Every line that holds "name" should be shown.

'''

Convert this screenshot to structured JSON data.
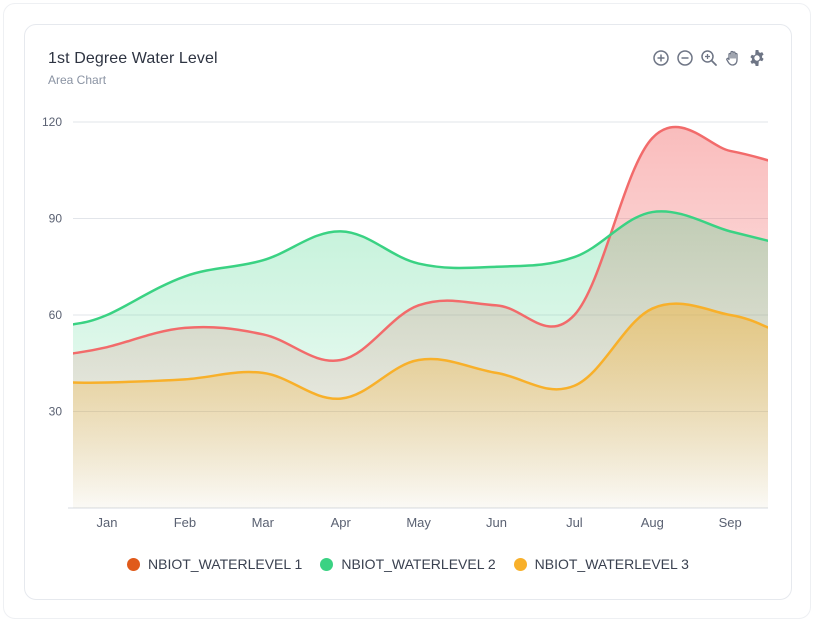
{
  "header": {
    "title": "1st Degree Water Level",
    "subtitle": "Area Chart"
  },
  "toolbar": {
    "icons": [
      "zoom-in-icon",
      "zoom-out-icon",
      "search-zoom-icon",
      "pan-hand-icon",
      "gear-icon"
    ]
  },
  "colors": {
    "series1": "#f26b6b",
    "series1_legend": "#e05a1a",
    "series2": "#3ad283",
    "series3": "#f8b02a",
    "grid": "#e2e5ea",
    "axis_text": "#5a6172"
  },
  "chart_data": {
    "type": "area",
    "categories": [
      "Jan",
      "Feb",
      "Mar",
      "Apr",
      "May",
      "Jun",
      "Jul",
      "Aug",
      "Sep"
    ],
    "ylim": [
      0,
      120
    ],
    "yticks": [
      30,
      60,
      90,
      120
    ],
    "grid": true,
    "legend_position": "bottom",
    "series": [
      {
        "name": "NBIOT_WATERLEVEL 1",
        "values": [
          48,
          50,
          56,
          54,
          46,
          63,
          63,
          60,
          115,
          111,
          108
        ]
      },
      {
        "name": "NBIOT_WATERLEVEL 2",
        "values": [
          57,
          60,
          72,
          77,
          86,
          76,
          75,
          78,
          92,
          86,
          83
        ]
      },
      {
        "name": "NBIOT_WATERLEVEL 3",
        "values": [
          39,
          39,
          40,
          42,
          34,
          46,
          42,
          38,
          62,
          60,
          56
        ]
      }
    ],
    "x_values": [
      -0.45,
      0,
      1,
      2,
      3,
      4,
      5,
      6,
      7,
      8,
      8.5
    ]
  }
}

'''
'''

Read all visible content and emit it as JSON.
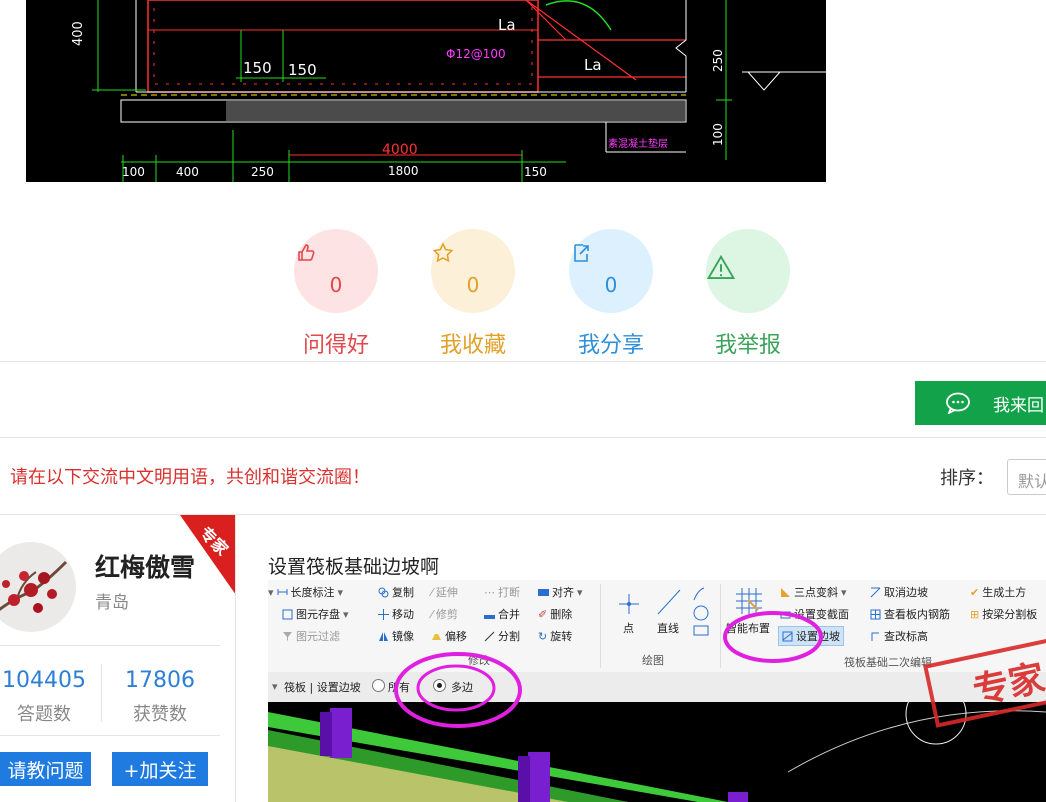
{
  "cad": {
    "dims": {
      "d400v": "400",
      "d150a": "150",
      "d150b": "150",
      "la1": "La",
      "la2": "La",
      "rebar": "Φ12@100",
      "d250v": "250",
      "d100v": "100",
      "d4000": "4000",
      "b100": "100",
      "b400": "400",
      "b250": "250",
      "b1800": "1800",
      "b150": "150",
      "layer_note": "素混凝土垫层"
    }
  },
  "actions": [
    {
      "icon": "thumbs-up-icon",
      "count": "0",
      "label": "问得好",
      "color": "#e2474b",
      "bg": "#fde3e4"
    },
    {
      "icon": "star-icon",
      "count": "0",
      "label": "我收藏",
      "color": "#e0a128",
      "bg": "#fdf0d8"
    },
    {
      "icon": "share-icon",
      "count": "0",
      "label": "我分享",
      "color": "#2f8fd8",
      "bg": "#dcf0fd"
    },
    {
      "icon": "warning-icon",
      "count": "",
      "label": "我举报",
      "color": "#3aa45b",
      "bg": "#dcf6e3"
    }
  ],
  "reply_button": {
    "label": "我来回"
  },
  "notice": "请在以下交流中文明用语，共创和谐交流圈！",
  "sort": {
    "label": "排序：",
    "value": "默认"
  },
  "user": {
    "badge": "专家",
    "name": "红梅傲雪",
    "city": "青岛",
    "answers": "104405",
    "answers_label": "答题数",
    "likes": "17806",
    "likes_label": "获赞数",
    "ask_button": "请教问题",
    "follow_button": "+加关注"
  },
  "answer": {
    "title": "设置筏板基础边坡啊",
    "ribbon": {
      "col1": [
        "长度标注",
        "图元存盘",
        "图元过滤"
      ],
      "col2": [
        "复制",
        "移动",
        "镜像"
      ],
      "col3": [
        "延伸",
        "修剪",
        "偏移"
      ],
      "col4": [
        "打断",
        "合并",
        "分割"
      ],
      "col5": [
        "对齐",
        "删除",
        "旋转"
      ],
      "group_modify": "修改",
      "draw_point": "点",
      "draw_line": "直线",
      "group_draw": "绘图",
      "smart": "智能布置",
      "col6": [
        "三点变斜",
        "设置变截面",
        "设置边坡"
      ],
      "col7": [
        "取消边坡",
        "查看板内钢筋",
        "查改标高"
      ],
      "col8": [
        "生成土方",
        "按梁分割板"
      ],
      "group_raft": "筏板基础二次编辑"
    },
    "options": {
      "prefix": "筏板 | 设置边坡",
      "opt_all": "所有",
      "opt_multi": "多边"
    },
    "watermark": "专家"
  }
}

'''

## RESPONSE
        "name": "NBIOT_WATERLEVEL 1",
        "name": "NBIOT_WATERLEVEL 2",
        "name": "NBIOT_WATERLEVEL 3",
    "name": "红梅傲雪",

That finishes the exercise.